- TASK:
Gather each line containing the string "below" from these entries.

- INPUT FOR THIS TASK:
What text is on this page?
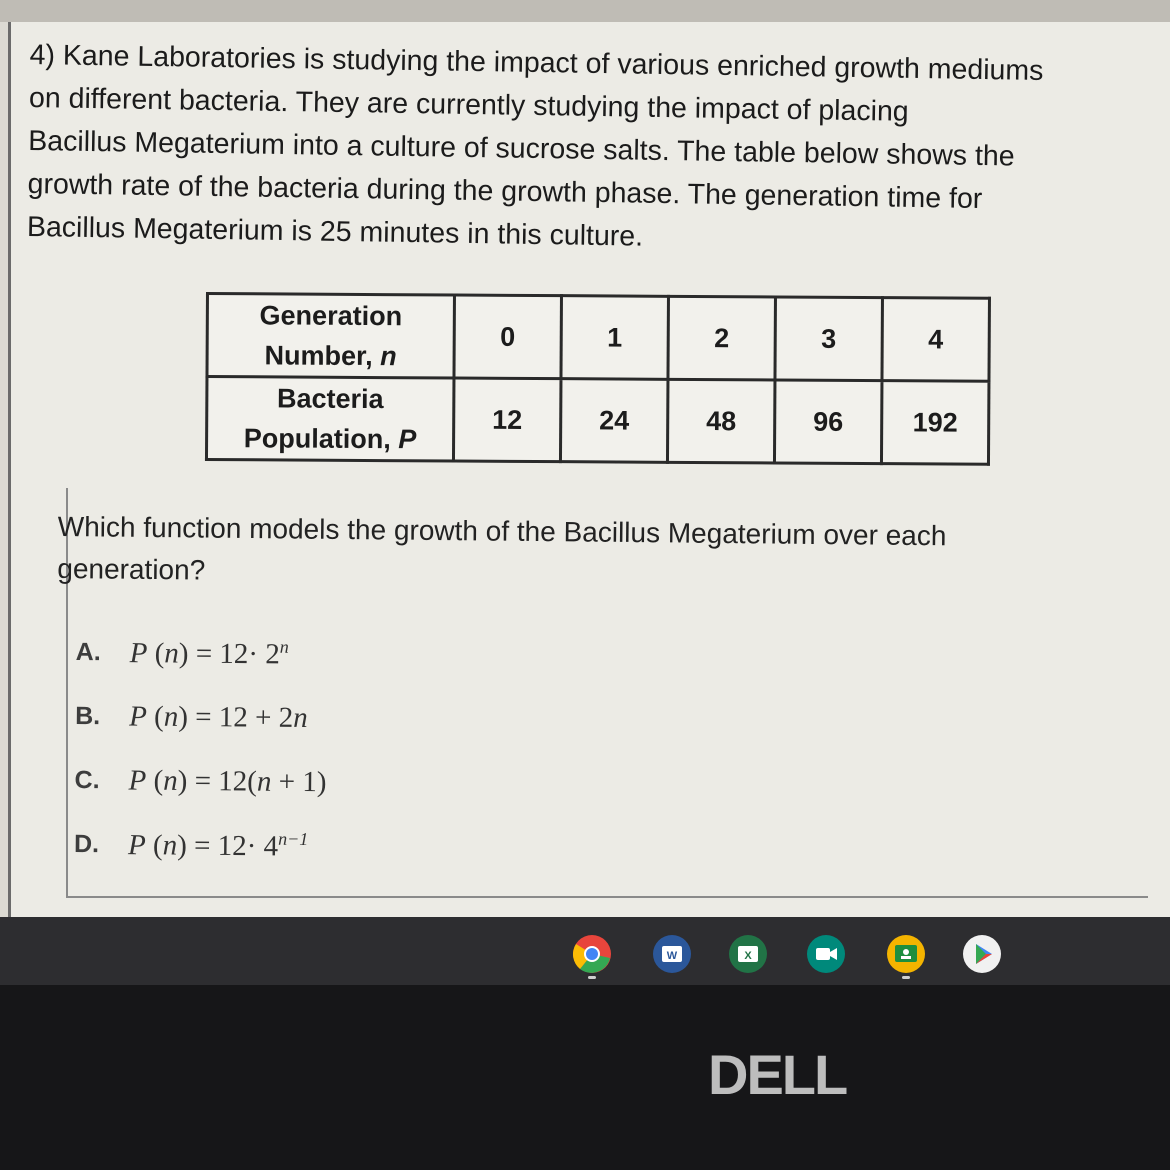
4) Kane Laboratories is studying the impact of various enriched growth mediums
on different bacteria. They are currently studying the impact of placing
Bacillus Megaterium into a culture of sucrose salts. The table below shows the
growth rate of the bacteria during the growth phase. The generation time for
Bacillus Megaterium is 25 minutes in this culture.
Generation
Number, n	0	1	2	3	4

Bacteria
Population, P	12	24	48	96	192
Which function models the growth of the Bacillus Megaterium over each
generation?
A. P $(n) = 12\cdot 2^n$
B. P (n) = 12 + 2n
C. P (n) = 12(n + 1)
D. P $(n) = 12\cdot 4^{n-1}$
W	X
DELL
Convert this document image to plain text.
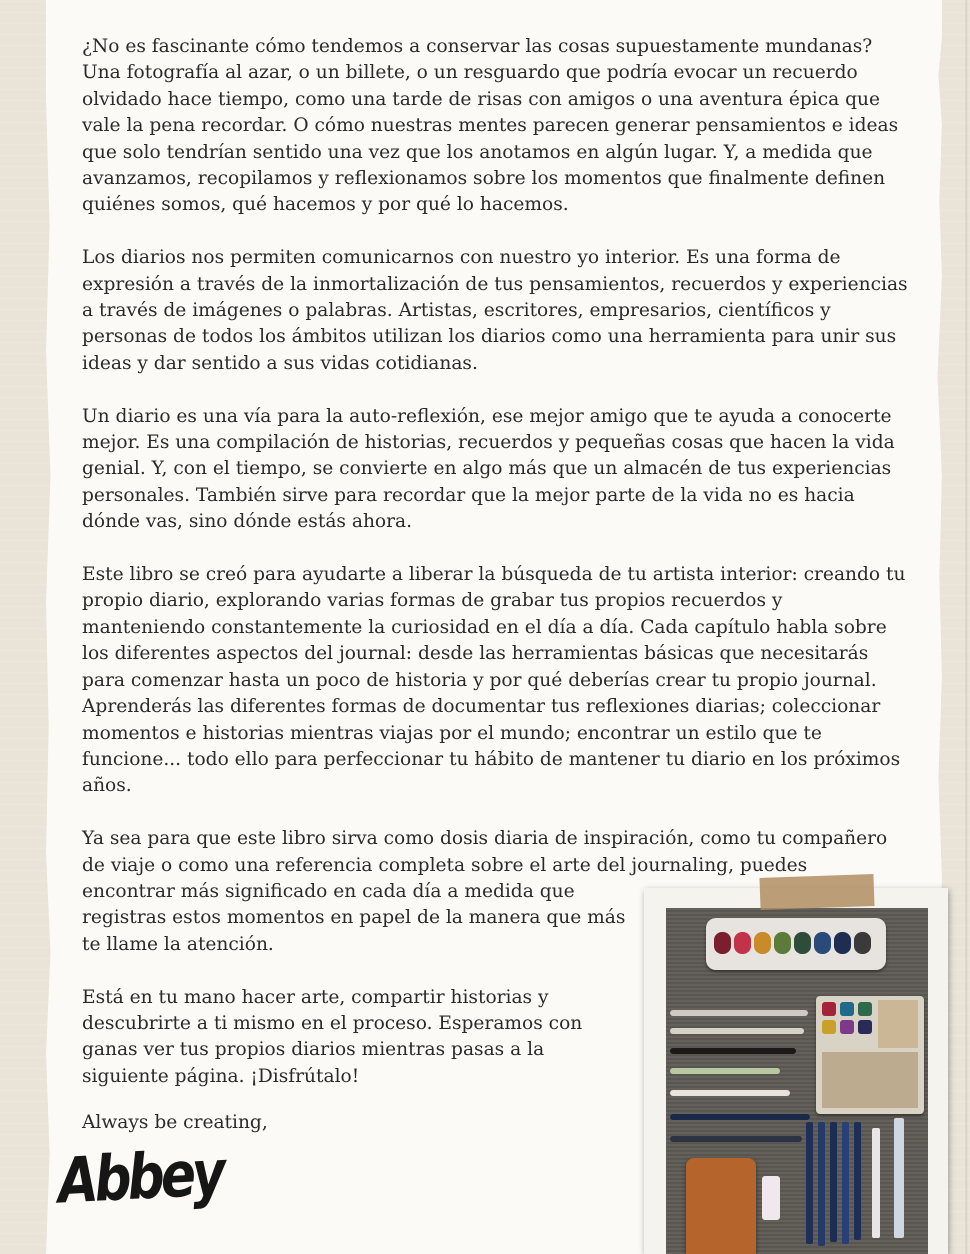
¿No es fascinante cómo tendemos a conservar las cosas supuestamente mundanas? Una fotografía al azar, o un billete, o un resguardo que podría evocar un recuerdo olvidado hace tiempo, como una tarde de risas con amigos o una aventura épica que vale la pena recordar. O cómo nuestras mentes parecen generar pensamientos e ideas que solo tendrían sentido una vez que los anotamos en algún lugar. Y, a medida que avanzamos, recopilamos y reflexionamos sobre los momentos que finalmente definen quiénes somos, qué hacemos y por qué lo hacemos.

Los diarios nos permiten comunicarnos con nuestro yo interior. Es una forma de expresión a través de la inmortalización de tus pensamientos, recuerdos y experiencias a través de imágenes o palabras. Artistas, escritores, empresarios, científicos y personas de todos los ámbitos utilizan los diarios como una herramienta para unir sus ideas y dar sentido a sus vidas cotidianas.

Un diario es una vía para la auto-reflexión, ese mejor amigo que te ayuda a conocerte mejor. Es una compilación de historias, recuerdos y pequeñas cosas que hacen la vida genial. Y, con el tiempo, se convierte en algo más que un almacén de tus experiencias personales. También sirve para recordar que la mejor parte de la vida no es hacia dónde vas, sino dónde estás ahora.

Este libro se creó para ayudarte a liberar la búsqueda de tu artista interior: creando tu propio diario, explorando varias formas de grabar tus propios recuerdos y manteniendo constantemente la curiosidad en el día a día. Cada capítulo habla sobre los diferentes aspectos del journal: desde las herramientas básicas que necesitarás para comenzar hasta un poco de historia y por qué deberías crear tu propio journal. Aprenderás las diferentes formas de documentar tus reflexiones diarias; coleccionar momentos e historias mientras viajas por el mundo; encontrar un estilo que te funcione... todo ello para perfeccionar tu hábito de mantener tu diario en los próximos años.

Ya sea para que este libro sirva como dosis diaria de inspiración, como tu compañero de viaje o como una referencia completa sobre el arte del journaling, puedes

encontrar más significado en cada día a medida que registras estos momentos en papel de la manera que más te llame la atención.

Está en tu mano hacer arte, compartir historias y descubrirte a ti mismo en el proceso. Esperamos con ganas ver tus propios diarios mientras pasas a la siguiente página. ¡Disfrútalo!

Always be creating,
Abbey
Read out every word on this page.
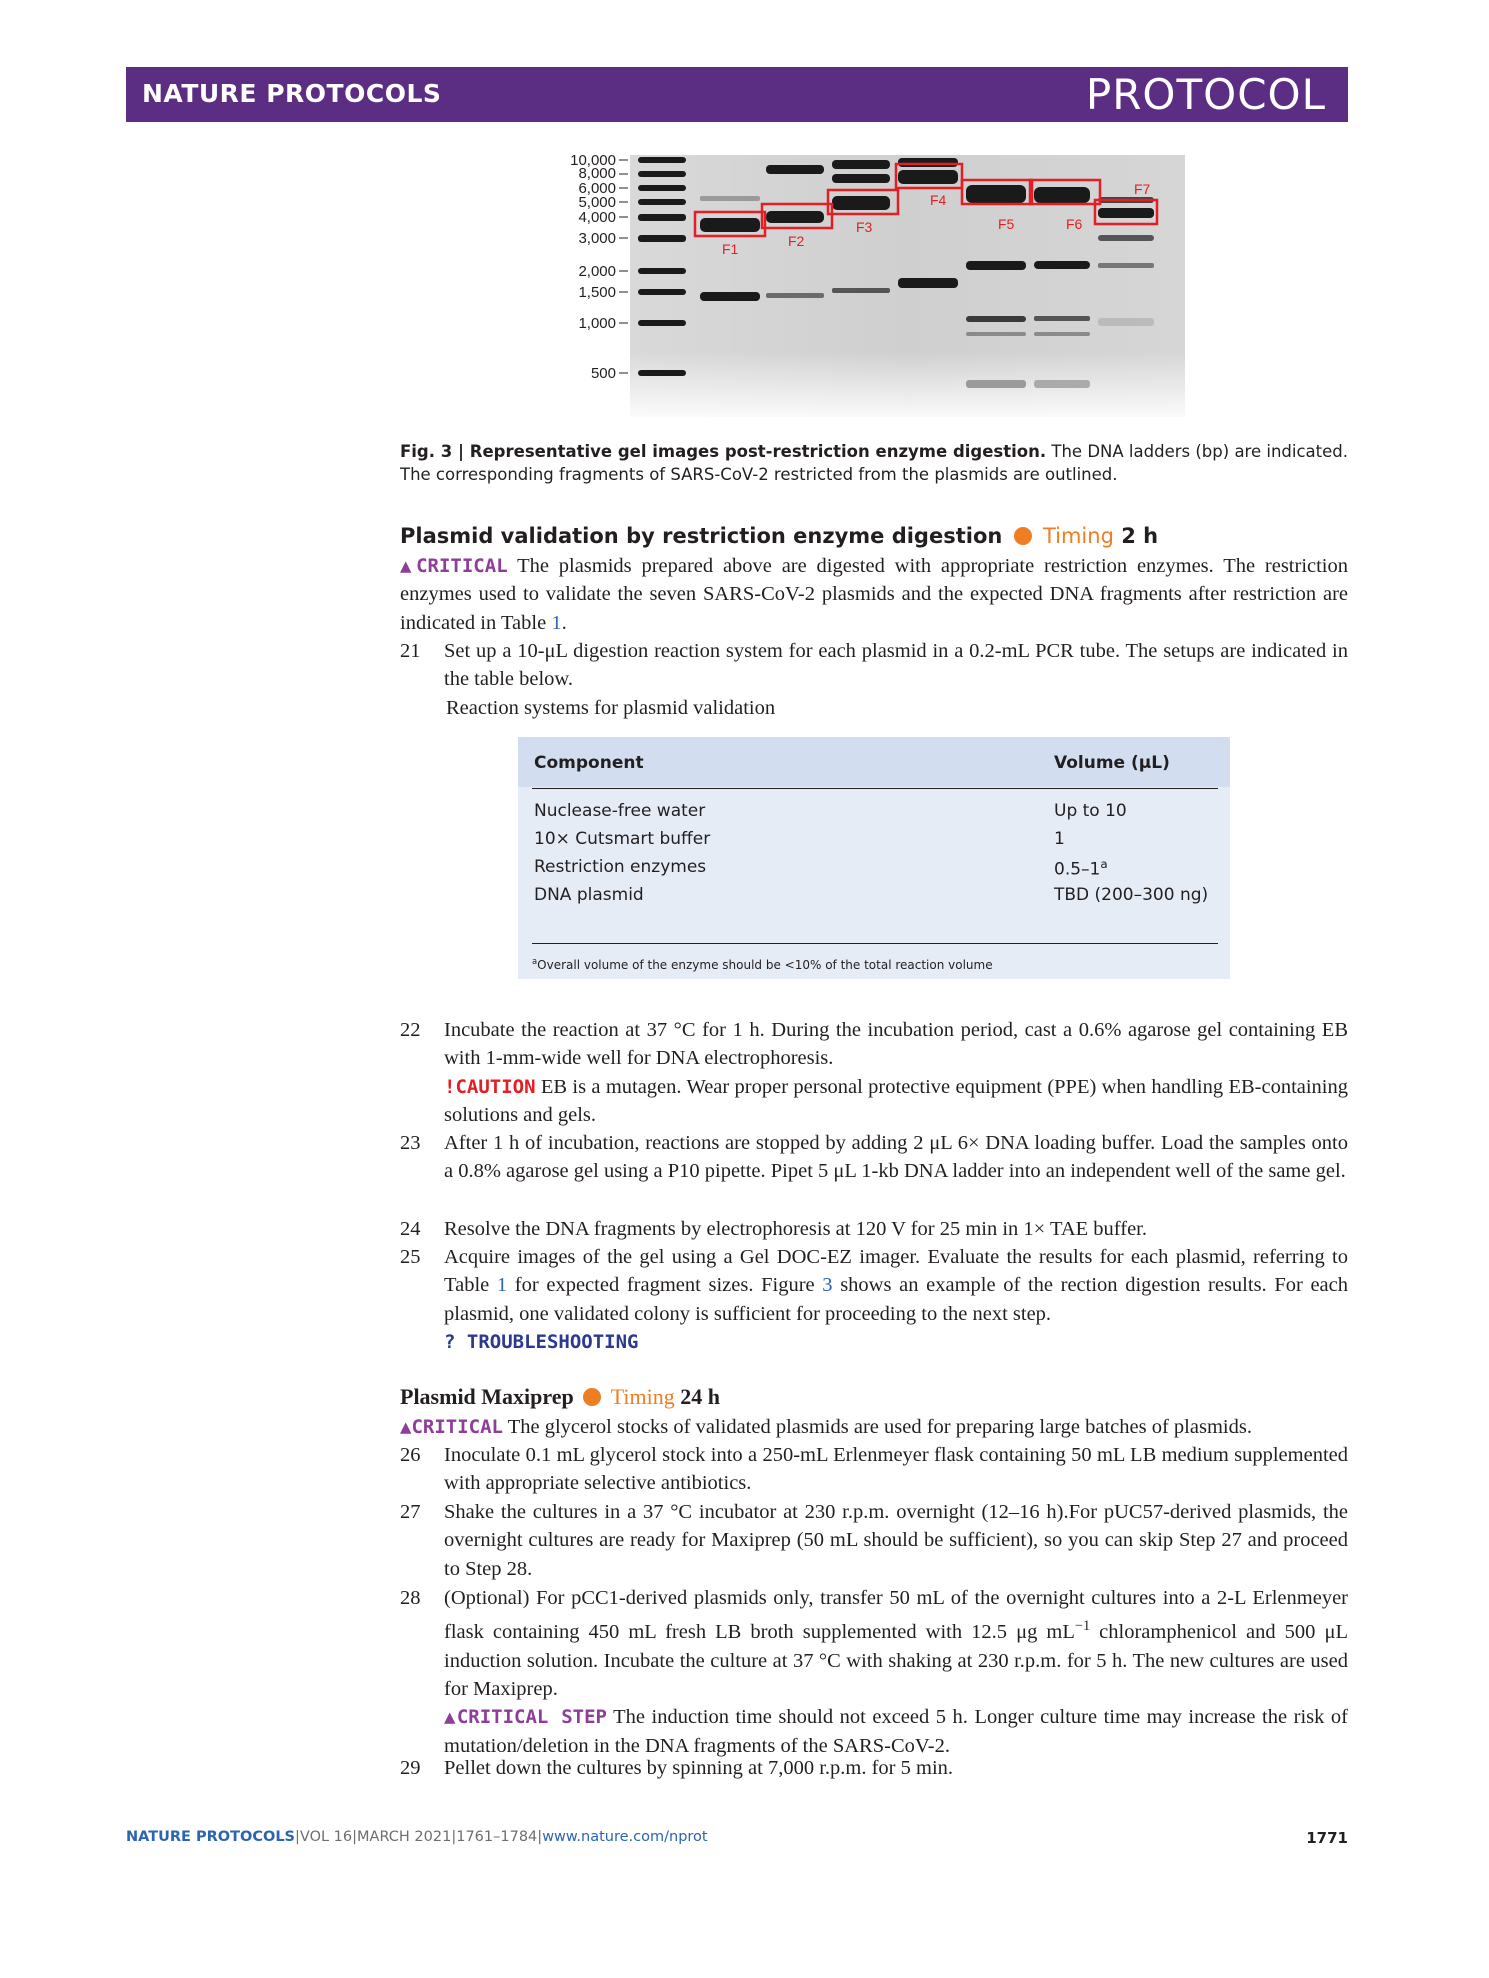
NATURE PROTOCOLS	PROTOCOL
10,000
8,000
6,000
5,000
4,000
3,000
2,000
1,500
1,000
500
F1	F2
F3
F4
F5	F6
F7
Fig. 3 | Representative gel images post-restriction enzyme digestion. The DNA ladders (bp) are indicated. The corresponding fragments of SARS-CoV-2 restricted from the plasmids are outlined.
Plasmid validation by restriction enzyme digestion Timing 2 h
▲CRITICAL The plasmids prepared above are digested with appropriate restriction enzymes. The restriction enzymes used to validate the seven SARS-CoV-2 plasmids and the expected DNA fragments after restriction are indicated in Table 1.
21 Set up a 10-μL digestion reaction system for each plasmid in a 0.2-mL PCR tube. The setups are indicated in the table below.
Reaction systems for plasmid validation
Component	Volume (μL)
Nuclease-free water	Up to 10
10× Cutsmart buffer	1
Restriction enzymes	0.5–1$^a$
DNA plasmid	TBD (200–300 ng)
$^a$Overall volume of the enzyme should be <10% of the total reaction volume
22 Incubate the reaction at 37 °C for 1 h. During the incubation period, cast a 0.6% agarose gel containing EB with 1-mm-wide well for DNA electrophoresis.
!CAUTION EB is a mutagen. Wear proper personal protective equipment (PPE) when handling EB-containing solutions and gels.
23 After 1 h of incubation, reactions are stopped by adding 2 μL 6× DNA loading buffer. Load the samples onto a 0.8% agarose gel using a P10 pipette. Pipet 5 μL 1-kb DNA ladder into an independent well of the same gel.
24 Resolve the DNA fragments by electrophoresis at 120 V for 25 min in 1× TAE buffer.
25 Acquire images of the gel using a Gel DOC-EZ imager. Evaluate the results for each plasmid, referring to Table 1 for expected fragment sizes. Figure 3 shows an example of the rection digestion results. For each plasmid, one validated colony is sufficient for proceeding to the next step.
? TROUBLESHOOTING
Plasmid Maxiprep Timing 24 h
▲CRITICAL The glycerol stocks of validated plasmids are used for preparing large batches of plasmids.
26 Inoculate 0.1 mL glycerol stock into a 250-mL Erlenmeyer flask containing 50 mL LB medium supplemented with appropriate selective antibiotics.
27 Shake the cultures in a 37 °C incubator at 230 r.p.m. overnight (12–16 h).For pUC57-derived plasmids, the overnight cultures are ready for Maxiprep (50 mL should be sufficient), so you can skip Step 27 and proceed to Step 28.
28 (Optional) For pCC1-derived plasmids only, transfer 50 mL of the overnight cultures into a 2-L Erlenmeyer flask containing 450 mL fresh LB broth supplemented with 12.5 μg $mL^{-1}$ chloramphenicol and 500 μL induction solution. Incubate the culture at 37 °C with shaking at 230 r.p.m. for 5 h. The new cultures are used for Maxiprep.
▲CRITICAL STEP The induction time should not exceed 5 h. Longer culture time may increase the risk of mutation/deletion in the DNA fragments of the SARS-CoV-2.
29 Pellet down the cultures by spinning at 7,000 r.p.m. for 5 min.
NATURE PROTOCOLS|VOL 16|MARCH 2021|1761–1784|www.nature.com/nprot	1771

- RESPONSE TO THE EXERCISE:
Bacillus Megaterium into a culture of sucrose salts. The table below shows the
21 Set up a 10-μL digestion reaction system for each plasmid in a 0.2-mL PCR tube. The setups are indicated in the table below.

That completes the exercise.